=== Exercise description ===
Find the word "tankönyv" in the records below. List each line containing it.

Begin

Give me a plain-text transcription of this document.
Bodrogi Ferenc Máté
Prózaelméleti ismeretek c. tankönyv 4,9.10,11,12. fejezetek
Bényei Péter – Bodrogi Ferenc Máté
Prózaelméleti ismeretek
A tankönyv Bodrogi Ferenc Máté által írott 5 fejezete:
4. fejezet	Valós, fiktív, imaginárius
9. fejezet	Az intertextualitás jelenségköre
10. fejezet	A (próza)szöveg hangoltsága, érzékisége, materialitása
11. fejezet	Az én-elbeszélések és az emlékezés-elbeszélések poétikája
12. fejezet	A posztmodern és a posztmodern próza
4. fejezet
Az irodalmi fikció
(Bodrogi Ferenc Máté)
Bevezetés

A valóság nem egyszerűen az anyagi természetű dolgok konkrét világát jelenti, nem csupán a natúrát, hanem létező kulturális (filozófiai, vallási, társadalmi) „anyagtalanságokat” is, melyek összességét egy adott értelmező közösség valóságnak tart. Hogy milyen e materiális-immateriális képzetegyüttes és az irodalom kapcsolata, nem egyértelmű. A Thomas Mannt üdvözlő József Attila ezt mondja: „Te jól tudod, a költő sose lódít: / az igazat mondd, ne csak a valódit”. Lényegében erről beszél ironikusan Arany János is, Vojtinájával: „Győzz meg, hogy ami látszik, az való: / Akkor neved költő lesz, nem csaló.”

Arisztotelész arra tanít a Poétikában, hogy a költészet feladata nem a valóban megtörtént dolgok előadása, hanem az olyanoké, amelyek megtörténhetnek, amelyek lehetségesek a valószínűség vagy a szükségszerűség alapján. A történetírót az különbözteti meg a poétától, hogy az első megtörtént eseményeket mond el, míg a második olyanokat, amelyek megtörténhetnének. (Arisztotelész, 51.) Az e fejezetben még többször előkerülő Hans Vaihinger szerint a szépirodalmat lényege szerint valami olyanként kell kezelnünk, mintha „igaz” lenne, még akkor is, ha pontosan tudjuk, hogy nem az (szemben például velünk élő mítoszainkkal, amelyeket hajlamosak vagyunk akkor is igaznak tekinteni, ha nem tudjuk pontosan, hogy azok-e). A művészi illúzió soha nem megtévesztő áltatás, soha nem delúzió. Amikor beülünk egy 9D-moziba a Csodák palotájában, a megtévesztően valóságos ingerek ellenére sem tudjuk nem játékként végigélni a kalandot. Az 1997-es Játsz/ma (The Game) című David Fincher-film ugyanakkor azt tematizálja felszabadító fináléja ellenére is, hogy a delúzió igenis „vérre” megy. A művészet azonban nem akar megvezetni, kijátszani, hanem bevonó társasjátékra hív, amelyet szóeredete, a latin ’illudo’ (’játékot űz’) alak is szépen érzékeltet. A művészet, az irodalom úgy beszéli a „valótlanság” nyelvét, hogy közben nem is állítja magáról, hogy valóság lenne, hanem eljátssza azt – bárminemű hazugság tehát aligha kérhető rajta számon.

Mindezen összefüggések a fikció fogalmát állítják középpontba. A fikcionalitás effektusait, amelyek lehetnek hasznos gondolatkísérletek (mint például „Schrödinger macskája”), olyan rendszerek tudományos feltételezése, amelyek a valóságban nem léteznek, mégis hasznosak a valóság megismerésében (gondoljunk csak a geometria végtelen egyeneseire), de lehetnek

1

End

=== Written response ===
Prózaelméleti ismeretek c. tankönyv 4,9.10,11,12. fejezetek
A tankönyv Bodrogi Ferenc Máté által írott 5 fejezete:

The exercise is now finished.